**Exercise brief:** Scan each line of the records for the word "systemd" and extract the ones that have it.
## start Items
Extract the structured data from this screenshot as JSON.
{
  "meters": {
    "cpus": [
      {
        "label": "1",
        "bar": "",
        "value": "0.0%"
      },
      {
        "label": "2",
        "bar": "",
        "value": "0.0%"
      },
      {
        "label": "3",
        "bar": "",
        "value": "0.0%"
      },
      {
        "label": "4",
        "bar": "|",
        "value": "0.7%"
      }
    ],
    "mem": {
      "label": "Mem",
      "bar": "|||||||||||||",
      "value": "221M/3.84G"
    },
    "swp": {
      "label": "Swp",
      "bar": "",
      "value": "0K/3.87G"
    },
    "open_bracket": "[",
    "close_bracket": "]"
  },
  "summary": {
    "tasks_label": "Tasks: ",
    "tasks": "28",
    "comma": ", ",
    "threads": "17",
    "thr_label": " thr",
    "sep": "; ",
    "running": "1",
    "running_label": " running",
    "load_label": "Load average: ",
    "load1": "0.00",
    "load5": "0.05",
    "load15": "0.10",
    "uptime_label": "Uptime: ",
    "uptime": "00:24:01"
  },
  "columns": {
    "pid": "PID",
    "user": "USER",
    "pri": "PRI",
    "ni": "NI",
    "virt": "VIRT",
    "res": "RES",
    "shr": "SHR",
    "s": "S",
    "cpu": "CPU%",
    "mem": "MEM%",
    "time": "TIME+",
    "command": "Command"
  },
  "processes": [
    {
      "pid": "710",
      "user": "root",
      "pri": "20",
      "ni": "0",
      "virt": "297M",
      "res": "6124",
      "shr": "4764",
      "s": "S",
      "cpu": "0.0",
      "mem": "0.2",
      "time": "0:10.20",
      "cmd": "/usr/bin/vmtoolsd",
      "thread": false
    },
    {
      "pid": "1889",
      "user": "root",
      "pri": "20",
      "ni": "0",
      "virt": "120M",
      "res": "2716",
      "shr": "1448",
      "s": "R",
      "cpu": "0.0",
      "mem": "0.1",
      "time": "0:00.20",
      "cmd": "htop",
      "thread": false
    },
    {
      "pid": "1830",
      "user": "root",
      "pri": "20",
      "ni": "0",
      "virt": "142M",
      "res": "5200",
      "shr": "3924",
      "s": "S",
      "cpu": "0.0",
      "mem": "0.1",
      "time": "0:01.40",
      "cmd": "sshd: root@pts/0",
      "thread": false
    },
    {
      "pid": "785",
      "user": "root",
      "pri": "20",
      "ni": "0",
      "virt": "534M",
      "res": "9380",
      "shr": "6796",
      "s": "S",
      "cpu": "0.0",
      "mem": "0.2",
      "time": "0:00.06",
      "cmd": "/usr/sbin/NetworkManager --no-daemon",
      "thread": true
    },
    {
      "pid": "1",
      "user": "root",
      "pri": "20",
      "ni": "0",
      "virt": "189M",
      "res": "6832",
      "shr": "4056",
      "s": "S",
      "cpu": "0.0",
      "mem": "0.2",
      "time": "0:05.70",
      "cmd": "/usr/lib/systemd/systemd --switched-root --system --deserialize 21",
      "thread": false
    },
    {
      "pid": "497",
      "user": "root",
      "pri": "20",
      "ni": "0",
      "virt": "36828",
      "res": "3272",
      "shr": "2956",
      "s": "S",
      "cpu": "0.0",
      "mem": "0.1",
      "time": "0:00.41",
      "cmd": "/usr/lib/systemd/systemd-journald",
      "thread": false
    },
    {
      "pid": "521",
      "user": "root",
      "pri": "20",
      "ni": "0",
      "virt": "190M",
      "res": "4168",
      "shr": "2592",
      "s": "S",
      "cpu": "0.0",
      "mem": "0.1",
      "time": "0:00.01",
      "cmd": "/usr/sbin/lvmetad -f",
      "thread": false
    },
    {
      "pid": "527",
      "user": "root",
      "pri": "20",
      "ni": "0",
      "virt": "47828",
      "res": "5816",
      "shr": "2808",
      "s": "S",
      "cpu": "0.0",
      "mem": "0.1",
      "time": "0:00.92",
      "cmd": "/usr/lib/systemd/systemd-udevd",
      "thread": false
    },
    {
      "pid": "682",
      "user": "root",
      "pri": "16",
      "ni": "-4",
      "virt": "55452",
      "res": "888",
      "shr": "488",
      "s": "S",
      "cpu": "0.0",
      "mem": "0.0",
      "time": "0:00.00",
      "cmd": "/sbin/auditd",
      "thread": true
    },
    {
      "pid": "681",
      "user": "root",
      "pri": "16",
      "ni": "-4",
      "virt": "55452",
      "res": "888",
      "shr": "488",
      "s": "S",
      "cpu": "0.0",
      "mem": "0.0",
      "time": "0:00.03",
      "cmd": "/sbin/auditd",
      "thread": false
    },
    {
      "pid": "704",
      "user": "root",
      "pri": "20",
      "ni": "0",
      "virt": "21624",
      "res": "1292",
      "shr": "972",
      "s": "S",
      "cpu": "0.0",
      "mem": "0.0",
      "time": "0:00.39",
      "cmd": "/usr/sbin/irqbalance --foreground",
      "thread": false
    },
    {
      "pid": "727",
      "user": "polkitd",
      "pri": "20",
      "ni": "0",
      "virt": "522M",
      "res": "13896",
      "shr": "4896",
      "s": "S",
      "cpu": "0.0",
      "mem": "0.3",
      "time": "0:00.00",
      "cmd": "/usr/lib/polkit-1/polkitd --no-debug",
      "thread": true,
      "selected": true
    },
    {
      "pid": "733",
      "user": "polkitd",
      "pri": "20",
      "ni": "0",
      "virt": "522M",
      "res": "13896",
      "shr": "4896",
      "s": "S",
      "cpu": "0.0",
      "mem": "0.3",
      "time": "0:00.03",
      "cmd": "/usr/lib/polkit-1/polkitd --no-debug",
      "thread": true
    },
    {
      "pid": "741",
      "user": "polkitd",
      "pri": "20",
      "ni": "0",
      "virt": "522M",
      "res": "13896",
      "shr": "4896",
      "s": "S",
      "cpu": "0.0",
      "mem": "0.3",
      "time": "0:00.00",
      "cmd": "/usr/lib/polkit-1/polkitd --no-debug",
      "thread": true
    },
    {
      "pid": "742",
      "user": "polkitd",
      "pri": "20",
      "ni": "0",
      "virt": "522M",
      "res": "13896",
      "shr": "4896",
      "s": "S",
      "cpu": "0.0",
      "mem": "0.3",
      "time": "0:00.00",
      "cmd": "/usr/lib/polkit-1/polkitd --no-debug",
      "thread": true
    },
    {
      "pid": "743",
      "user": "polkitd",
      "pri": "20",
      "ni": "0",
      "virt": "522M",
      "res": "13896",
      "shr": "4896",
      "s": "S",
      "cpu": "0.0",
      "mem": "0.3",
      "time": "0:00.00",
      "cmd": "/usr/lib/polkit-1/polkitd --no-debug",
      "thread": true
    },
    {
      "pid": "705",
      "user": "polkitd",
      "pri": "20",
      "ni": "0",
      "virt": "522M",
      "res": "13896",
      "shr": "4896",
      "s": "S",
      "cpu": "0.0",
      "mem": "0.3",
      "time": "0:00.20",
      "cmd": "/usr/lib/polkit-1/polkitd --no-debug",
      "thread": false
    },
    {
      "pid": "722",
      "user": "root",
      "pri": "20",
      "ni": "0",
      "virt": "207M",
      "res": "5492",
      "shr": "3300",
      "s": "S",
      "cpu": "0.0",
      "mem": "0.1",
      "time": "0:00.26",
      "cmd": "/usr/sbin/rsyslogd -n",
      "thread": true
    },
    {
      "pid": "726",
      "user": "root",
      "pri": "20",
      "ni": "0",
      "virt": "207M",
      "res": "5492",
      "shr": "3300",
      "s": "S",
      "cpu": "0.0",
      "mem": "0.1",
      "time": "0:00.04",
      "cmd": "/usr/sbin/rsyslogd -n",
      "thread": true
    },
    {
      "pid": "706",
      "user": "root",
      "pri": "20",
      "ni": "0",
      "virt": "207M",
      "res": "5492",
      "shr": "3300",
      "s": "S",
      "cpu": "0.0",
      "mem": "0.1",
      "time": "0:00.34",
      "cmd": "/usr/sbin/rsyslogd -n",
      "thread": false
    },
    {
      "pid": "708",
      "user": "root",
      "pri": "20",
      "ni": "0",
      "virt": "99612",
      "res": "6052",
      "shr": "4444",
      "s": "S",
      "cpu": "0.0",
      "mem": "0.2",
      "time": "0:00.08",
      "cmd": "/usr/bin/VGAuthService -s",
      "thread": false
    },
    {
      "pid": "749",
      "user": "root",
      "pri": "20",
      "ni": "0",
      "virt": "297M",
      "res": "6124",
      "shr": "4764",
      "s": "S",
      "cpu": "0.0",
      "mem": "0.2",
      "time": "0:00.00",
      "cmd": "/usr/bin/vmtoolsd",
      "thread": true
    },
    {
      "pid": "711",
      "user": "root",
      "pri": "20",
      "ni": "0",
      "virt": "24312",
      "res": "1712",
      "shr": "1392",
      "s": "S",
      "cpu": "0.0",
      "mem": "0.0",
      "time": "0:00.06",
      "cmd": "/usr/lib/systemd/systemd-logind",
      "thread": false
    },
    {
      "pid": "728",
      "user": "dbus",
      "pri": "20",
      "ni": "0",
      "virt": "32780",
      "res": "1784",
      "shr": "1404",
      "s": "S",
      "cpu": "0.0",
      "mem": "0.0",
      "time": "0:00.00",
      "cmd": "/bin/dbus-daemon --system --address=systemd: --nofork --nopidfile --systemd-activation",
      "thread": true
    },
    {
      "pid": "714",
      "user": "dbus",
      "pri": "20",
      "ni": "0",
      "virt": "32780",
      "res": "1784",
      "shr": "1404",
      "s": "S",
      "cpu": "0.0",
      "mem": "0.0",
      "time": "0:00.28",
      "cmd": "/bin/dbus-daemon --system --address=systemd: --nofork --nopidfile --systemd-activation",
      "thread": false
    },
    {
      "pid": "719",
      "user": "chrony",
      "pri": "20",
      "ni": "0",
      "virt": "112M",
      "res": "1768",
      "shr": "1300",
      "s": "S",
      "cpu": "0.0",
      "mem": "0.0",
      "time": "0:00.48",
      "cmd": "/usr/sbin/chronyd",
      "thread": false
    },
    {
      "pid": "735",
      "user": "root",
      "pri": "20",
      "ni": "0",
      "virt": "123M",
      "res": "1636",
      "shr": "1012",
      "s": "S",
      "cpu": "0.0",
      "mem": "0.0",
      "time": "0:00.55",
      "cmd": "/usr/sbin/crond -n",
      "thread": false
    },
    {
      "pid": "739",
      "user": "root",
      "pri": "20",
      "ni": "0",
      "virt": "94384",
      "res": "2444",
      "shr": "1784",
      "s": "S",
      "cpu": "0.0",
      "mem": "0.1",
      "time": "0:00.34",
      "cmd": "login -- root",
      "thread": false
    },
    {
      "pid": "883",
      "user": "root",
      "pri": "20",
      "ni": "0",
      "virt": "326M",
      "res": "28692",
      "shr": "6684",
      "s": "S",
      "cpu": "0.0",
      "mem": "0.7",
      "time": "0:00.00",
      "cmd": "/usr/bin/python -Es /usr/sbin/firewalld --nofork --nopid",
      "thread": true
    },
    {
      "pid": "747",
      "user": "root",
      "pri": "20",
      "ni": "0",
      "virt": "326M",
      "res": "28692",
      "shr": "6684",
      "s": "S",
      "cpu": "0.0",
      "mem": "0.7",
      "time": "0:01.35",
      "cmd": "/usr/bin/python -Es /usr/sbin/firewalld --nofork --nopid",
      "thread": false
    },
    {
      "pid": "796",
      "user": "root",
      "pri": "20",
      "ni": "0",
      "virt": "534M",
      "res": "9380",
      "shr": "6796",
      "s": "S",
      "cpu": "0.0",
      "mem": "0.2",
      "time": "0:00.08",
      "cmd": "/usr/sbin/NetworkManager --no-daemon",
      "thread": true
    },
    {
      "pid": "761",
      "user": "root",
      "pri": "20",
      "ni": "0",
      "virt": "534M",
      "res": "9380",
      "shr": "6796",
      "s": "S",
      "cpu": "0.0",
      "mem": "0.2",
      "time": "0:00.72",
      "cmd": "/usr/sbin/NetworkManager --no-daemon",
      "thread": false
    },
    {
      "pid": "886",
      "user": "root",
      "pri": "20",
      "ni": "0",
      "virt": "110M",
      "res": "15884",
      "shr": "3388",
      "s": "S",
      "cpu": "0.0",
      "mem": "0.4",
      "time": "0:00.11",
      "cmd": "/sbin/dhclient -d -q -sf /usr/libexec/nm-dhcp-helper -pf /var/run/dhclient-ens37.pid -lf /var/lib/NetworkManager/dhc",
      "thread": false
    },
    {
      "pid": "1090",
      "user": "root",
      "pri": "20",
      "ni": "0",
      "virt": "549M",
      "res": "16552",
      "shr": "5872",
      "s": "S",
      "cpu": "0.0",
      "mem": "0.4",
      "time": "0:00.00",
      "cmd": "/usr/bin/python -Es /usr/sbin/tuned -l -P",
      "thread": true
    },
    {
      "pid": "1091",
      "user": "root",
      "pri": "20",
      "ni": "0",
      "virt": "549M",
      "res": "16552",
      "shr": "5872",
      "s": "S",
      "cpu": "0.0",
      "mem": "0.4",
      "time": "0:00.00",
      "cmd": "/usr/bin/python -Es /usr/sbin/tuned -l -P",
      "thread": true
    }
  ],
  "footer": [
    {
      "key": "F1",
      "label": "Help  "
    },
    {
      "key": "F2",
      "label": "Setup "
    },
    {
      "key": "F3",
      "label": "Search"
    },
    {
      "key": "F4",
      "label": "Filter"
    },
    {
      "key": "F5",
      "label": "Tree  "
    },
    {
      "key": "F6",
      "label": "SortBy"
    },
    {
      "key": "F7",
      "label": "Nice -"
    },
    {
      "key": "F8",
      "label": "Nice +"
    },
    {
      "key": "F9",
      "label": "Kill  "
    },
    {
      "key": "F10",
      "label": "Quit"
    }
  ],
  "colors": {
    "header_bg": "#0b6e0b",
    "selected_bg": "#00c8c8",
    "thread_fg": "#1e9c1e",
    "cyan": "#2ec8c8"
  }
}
## end Items
**Exercise solution:**
      "cmd": "/usr/lib/systemd/systemd --switched-root --system --deserialize 21",
      "cmd": "/usr/lib/systemd/systemd-journald",
      "cmd": "/usr/lib/systemd/systemd-udevd",
      "cmd": "/usr/lib/systemd/systemd-logind",
      "cmd": "/bin/dbus-daemon --system --address=systemd: --nofork --nopidfile --systemd-activation",
      "cmd": "/bin/dbus-daemon --system --address=systemd: --nofork --nopidfile --systemd-activation",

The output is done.